▶ **Quoted passage**:
# Looking For Esa Movements : Breitling



## bodipo (Sep 28, 2008)

Hello,

I have an iraqi air force breitling out of order and i am looking for the movement witch is

ESA Y2 900.231

. Do you have an idea of where i could find one ?

Thanks in advance for your help.

Regards.


----------



## bry1975 (Feb 6, 2004)

Hi if that's the type of model, the movement is about IMPOSSIBLE to find tried looking for one many moons ago.


----------



## bodipo (Sep 28, 2008)

Hi, My mail is sebf2000 at yahoo dot fr

Thanks for your help.


----------



## rdwiow (Aug 15, 2008)

bodipo said:


> Hello,
> 
> I have an iraqi air force breitling out of order and i am looking for the movement witch is
> 
> ...


Hi

If the movement is the same as the Breitling in the picture with the LCD display, i have a generic watch that features this movement and it is in perfect working order. What would it be worth to you?

▶ **Dataset content**:
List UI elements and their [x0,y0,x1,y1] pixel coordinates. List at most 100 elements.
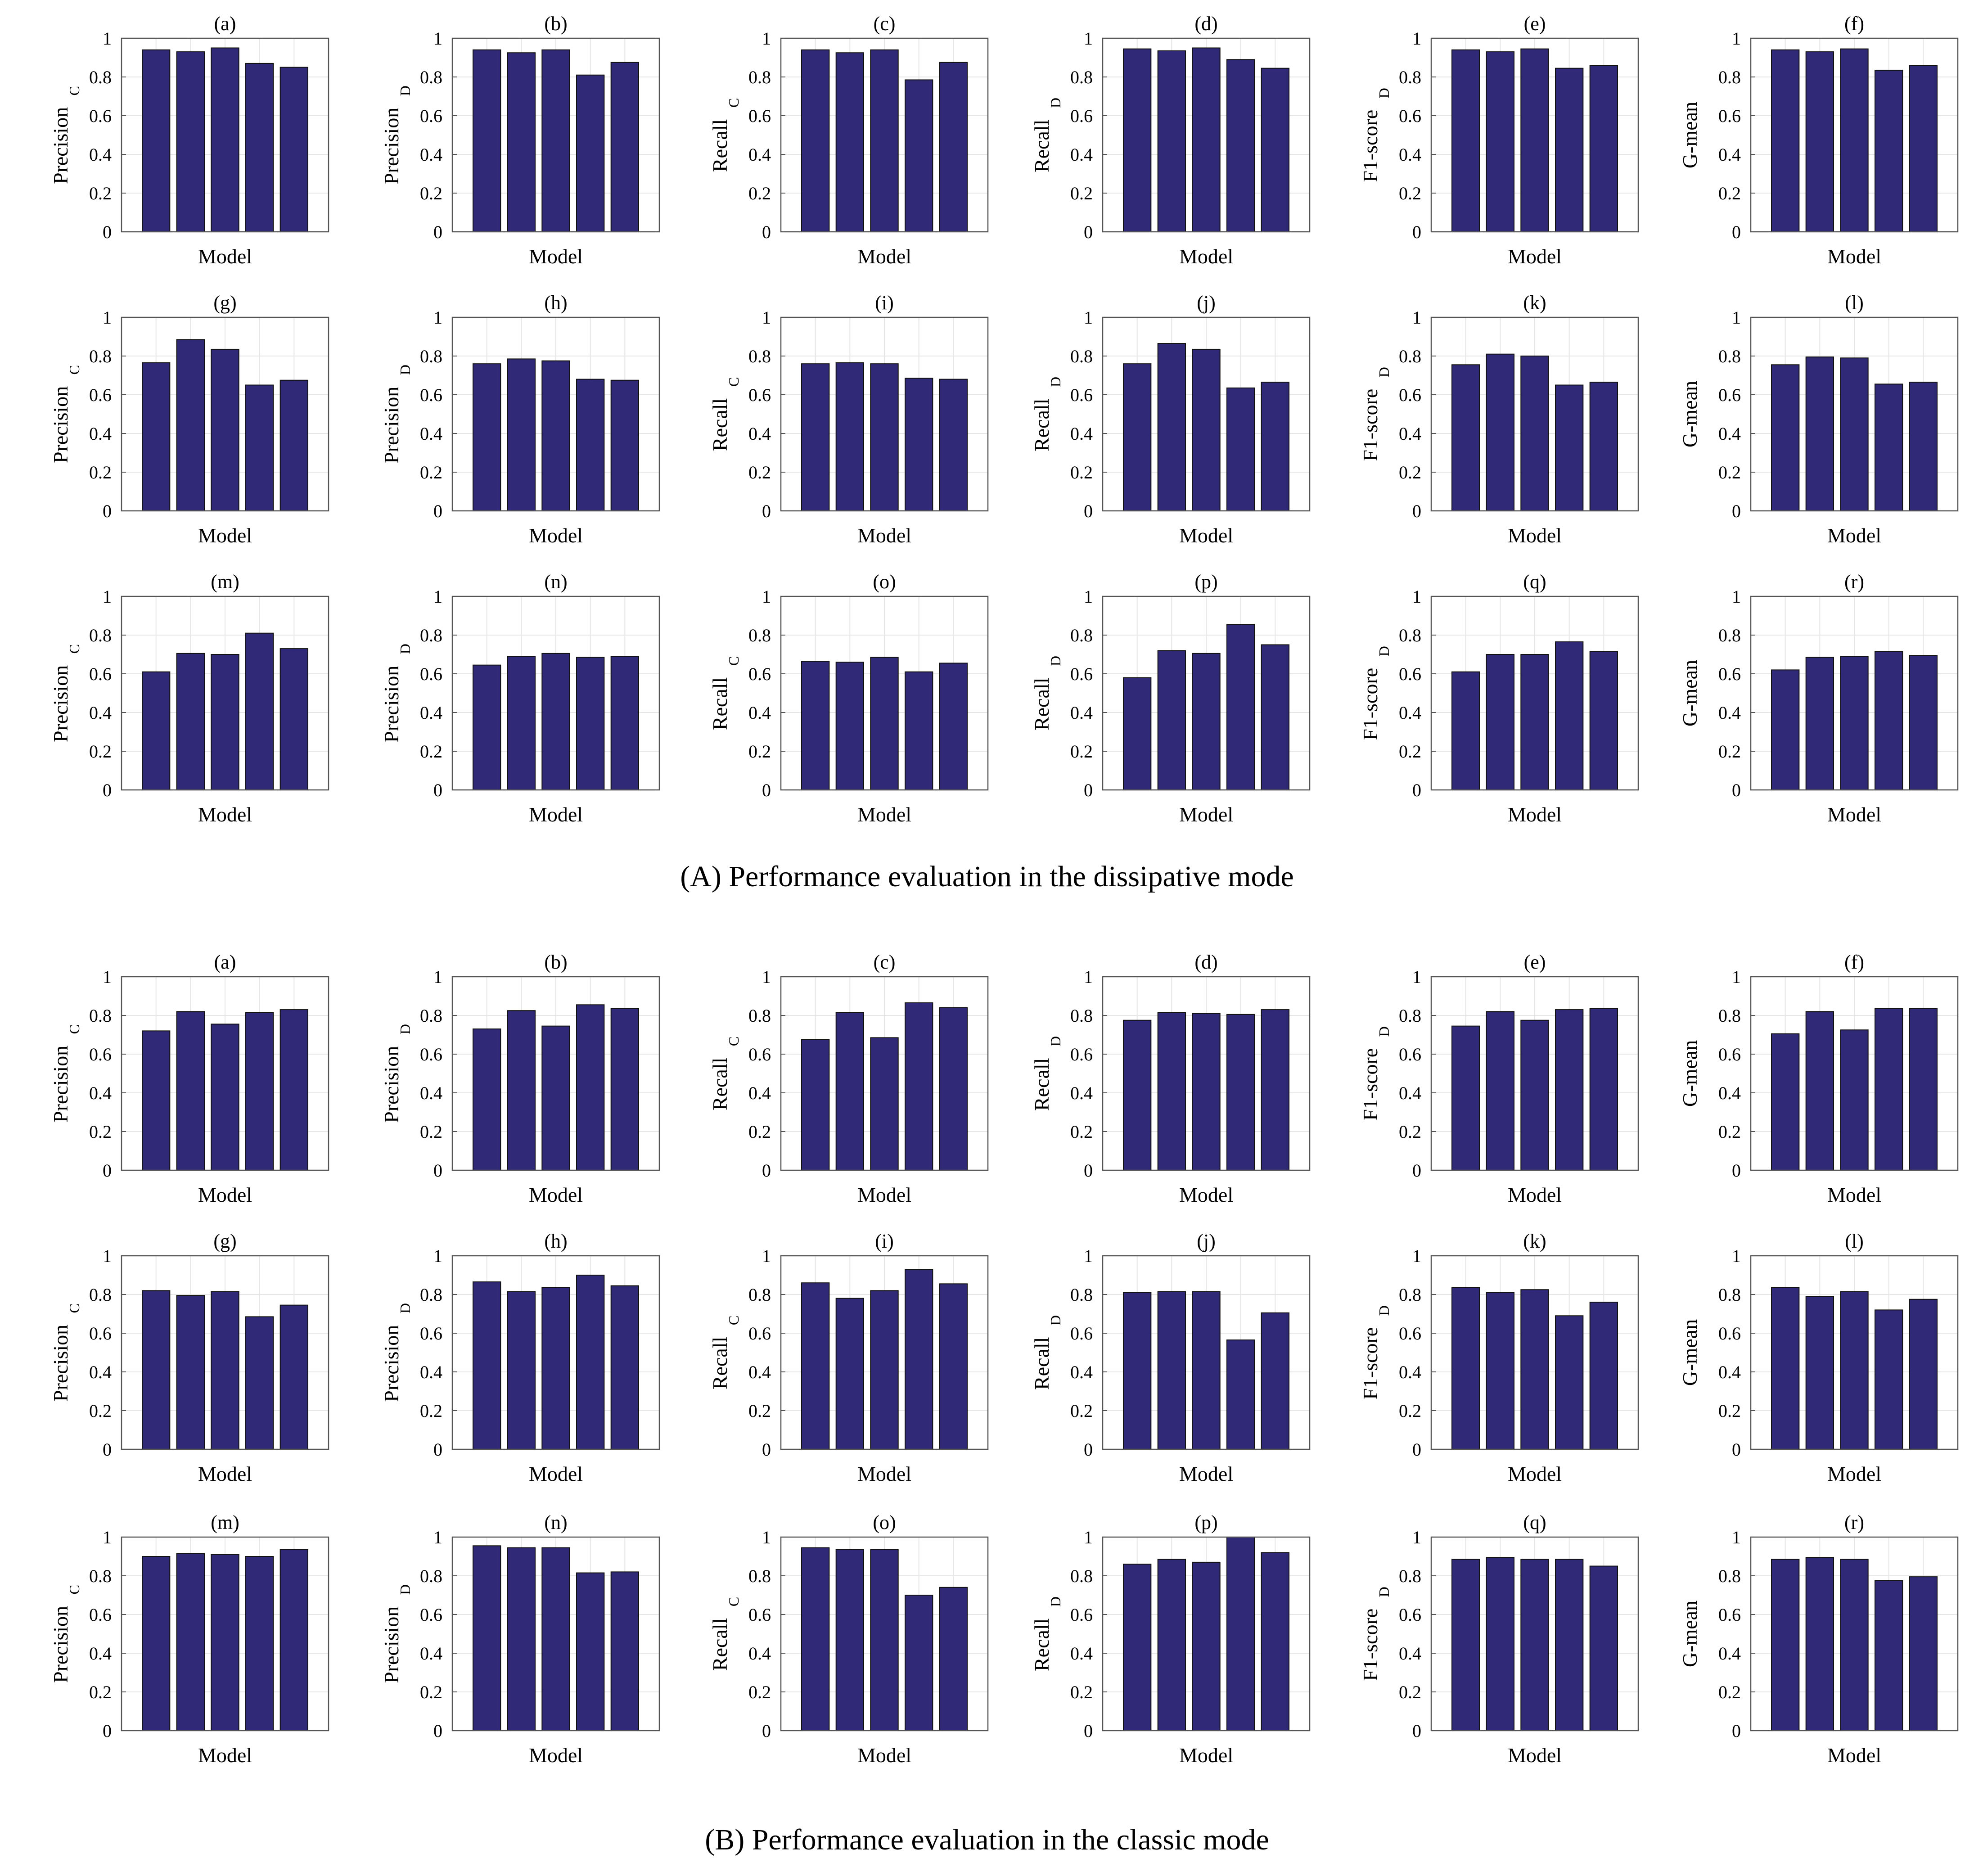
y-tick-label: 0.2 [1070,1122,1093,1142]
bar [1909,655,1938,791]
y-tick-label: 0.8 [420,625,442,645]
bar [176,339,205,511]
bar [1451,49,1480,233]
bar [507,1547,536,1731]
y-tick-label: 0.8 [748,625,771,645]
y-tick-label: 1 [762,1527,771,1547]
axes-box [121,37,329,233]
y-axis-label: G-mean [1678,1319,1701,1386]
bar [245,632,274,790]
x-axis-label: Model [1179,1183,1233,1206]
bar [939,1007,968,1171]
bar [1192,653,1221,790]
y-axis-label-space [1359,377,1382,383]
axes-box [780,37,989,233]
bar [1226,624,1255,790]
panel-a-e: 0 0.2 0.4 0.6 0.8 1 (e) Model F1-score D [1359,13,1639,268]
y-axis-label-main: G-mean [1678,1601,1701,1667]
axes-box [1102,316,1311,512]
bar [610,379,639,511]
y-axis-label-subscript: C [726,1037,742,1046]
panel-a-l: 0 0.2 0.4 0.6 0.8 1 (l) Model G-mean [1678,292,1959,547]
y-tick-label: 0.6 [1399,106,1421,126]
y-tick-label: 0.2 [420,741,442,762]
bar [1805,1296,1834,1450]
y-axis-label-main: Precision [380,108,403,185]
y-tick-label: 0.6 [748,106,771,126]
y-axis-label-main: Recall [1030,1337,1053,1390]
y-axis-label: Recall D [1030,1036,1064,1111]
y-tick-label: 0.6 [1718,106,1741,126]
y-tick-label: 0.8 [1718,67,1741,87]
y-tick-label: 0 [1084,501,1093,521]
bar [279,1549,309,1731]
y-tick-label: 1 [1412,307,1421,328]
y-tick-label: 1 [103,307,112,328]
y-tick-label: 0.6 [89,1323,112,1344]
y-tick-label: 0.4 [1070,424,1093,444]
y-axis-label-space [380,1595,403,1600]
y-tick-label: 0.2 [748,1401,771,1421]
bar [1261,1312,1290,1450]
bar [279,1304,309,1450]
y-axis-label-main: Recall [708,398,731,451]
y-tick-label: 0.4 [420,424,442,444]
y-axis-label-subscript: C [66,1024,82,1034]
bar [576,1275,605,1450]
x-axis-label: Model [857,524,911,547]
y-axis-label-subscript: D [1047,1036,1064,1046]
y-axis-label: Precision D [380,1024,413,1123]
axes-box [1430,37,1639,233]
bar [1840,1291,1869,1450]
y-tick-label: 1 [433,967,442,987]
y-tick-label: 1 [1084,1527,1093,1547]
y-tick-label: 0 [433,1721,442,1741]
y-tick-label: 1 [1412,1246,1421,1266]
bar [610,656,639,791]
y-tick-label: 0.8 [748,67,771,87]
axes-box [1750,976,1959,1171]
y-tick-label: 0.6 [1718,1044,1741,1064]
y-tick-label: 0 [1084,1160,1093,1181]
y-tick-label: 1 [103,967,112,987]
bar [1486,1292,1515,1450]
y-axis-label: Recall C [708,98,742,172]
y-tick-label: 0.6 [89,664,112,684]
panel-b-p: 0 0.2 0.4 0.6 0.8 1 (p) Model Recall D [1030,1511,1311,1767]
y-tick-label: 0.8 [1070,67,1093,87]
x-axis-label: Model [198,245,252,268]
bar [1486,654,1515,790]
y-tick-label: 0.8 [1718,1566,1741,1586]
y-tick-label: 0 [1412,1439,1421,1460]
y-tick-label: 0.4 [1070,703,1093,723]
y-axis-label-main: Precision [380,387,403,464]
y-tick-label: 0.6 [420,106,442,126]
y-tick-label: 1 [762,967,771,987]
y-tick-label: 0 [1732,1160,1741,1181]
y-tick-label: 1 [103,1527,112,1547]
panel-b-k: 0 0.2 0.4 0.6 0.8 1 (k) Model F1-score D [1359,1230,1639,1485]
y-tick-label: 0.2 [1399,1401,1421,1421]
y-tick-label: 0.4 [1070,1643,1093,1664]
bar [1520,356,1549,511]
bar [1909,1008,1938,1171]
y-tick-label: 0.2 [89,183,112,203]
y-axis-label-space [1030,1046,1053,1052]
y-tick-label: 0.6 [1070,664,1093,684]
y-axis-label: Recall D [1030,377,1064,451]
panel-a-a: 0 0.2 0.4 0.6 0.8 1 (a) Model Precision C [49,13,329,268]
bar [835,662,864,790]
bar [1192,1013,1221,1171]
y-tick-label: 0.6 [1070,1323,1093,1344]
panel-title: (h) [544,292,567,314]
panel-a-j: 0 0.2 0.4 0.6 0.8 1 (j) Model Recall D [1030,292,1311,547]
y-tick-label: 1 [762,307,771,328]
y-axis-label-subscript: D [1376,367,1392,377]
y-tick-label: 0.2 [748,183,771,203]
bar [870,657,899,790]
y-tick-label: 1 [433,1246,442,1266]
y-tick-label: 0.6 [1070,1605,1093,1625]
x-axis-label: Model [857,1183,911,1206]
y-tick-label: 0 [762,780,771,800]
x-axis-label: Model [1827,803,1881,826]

▶ **Directions**:
• A. Summarize the ESA movement thread in two sentences.
• B. Continue the ESA movement thread from where it stops.
The records are not needed for this work.

▶ **Results of the exercise**:
• A. A forum user has an out-of-order Iraqi air force Breitling and asks where to find its ESA Y2 900.231 movement. One reply calls the movement about impossible to find, while another says that if it matches the LCD-display Breitling in the picture, they have a generic watch with that movement in perfect working order and ask what it would be worth to the poster.

• B.
Thanks


----------



## bodipo (Sep 28, 2008)

rdwiow said:


> bodipo said:
> 
> 
> > Hello,
> ...


<<<<<<<<<

Coul you send me an email with the description of the watch at this adress : sebf2000 at yahoo dot fr ?

Thanks for your help


----------



## bodipo (Sep 28, 2008)

hi rdwiow,

Could you send me an email with the description of the watch at this adress : sebf2000 at yahoo dot fr ?

Thanks for your help


----------



## bodipo (Sep 28, 2008)

potz said:


> bodipo said:
> 
> 
> > Hi, My mail is sebf2000 at yahoo dot fr
> ...


>>>> unfortunately your contact doesn't have anymore this kind of mevement but thanks a lot for your help


----------



## bodipo (Sep 28, 2008)

rdwiow,

i can't contact you via e-mail, i have an error message when i click on a profile....

Could you send me an e-mail ?

cheers


----------



## rdwiow (Aug 15, 2008)

bodipo said:


> hi rdwiow,
> 
> Could you send me an email with the description of the watch at this adress : sebf2000 at yahoo dot fr ?
> 
> Thanks for your help


Hi

Email sent to your address.

Thanks


----------



## norfolkngood (Oct 11, 2008)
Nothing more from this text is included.